Figure dataset records
-*-*-

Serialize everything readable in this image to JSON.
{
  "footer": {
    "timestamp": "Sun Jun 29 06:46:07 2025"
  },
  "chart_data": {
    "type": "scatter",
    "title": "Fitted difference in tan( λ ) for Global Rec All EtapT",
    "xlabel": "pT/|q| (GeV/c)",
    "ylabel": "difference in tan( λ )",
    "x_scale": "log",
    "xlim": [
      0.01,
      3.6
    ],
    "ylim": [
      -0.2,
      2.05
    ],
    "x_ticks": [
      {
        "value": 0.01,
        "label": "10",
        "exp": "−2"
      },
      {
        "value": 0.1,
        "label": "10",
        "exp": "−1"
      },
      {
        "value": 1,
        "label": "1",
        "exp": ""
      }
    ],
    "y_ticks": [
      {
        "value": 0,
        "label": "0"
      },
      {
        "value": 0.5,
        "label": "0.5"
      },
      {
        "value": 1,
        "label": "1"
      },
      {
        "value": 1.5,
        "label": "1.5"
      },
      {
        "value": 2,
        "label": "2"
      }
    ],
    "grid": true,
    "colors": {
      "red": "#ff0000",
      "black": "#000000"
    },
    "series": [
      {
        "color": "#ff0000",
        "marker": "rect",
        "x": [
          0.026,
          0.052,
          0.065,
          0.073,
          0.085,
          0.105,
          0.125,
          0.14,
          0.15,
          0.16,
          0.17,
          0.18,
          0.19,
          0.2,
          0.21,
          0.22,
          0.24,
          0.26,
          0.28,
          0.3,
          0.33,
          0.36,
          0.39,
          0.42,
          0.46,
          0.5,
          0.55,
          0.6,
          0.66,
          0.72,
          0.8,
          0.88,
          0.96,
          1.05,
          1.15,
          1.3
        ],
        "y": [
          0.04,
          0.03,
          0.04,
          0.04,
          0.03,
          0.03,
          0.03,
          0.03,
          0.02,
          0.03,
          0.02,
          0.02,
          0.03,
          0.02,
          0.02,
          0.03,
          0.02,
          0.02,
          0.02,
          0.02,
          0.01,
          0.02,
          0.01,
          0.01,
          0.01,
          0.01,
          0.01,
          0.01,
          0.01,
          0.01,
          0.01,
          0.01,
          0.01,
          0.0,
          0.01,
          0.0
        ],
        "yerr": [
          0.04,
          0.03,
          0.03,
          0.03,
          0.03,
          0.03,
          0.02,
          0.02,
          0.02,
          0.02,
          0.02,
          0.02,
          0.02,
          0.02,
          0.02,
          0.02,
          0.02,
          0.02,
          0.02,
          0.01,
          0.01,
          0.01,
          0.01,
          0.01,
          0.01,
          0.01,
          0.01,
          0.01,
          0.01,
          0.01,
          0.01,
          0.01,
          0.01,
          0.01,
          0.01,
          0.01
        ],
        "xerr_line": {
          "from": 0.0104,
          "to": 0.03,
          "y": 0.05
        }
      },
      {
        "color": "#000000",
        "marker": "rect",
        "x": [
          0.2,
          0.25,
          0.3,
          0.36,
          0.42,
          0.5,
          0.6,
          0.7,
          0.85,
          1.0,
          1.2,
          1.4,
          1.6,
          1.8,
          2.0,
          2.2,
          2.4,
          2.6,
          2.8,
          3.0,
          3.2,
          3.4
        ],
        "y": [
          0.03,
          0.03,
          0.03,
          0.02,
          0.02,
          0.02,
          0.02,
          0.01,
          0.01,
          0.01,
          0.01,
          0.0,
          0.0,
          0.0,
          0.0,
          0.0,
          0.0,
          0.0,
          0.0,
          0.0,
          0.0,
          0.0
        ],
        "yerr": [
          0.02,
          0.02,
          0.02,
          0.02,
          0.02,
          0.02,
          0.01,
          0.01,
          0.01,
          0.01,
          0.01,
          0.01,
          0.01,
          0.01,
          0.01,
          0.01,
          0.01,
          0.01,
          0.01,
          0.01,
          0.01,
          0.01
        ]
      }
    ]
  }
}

-*-*-

Task statement -
Look through the entries and work out how many lines have the word "difference" in them; reply with that number only.

Result for this task -
2